Task statement ->
Copy out lines with the word "subtitle" from the material that follows.

Records for the task ->
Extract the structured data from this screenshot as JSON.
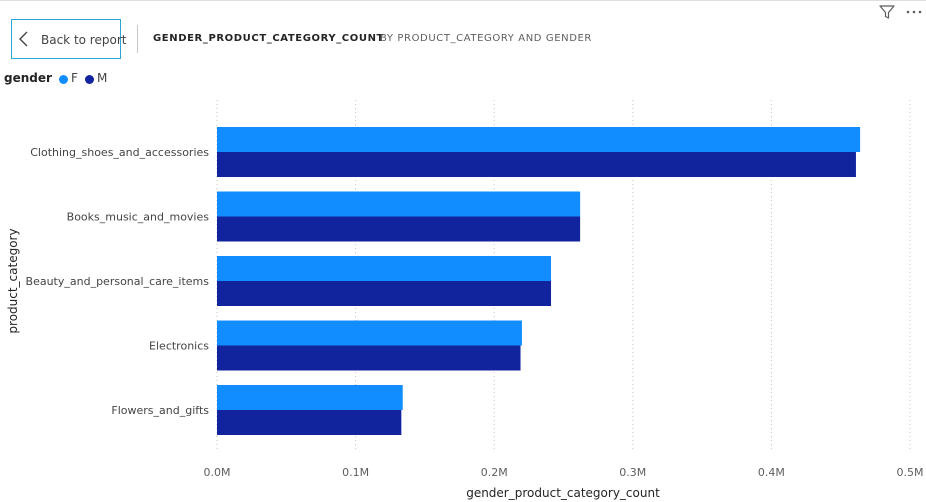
{
  "header": {
    "back_label": "Back to report",
    "title": "GENDER_PRODUCT_CATEGORY_COUNT",
    "subtitle": "BY PRODUCT_CATEGORY AND GENDER"
  },
  "legend": {
    "title": "gender",
    "items": [
      {
        "label": "F",
        "color": "#118dff"
      },
      {
        "label": "M",
        "color": "#12239e"
      }
    ]
  },
  "chart_data": {
    "type": "bar",
    "orientation": "horizontal",
    "title": "GENDER_PRODUCT_CATEGORY_COUNT",
    "subtitle": "BY PRODUCT_CATEGORY AND GENDER",
    "xlabel": "gender_product_category_count",
    "ylabel": "product_category",
    "categories": [
      "Clothing_shoes_and_accessories",
      "Books_music_and_movies",
      "Beauty_and_personal_care_items",
      "Electronics",
      "Flowers_and_gifts"
    ],
    "series": [
      {
        "name": "F",
        "color": "#118dff",
        "values": [
          464000,
          262000,
          241000,
          220000,
          134000
        ]
      },
      {
        "name": "M",
        "color": "#12239e",
        "values": [
          461000,
          262000,
          241000,
          219000,
          133000
        ]
      }
    ],
    "xlim": [
      0,
      500000
    ],
    "xticks": [
      {
        "value": 0,
        "label": "0.0M"
      },
      {
        "value": 100000,
        "label": "0.1M"
      },
      {
        "value": 200000,
        "label": "0.2M"
      },
      {
        "value": 300000,
        "label": "0.3M"
      },
      {
        "value": 400000,
        "label": "0.4M"
      },
      {
        "value": 500000,
        "label": "0.5M"
      }
    ],
    "grid": "vertical dotted",
    "legend_position": "top-left"
  }
}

Correct output ->
    "subtitle": "BY PRODUCT_CATEGORY AND GENDER"
    "subtitle": "BY PRODUCT_CATEGORY AND GENDER",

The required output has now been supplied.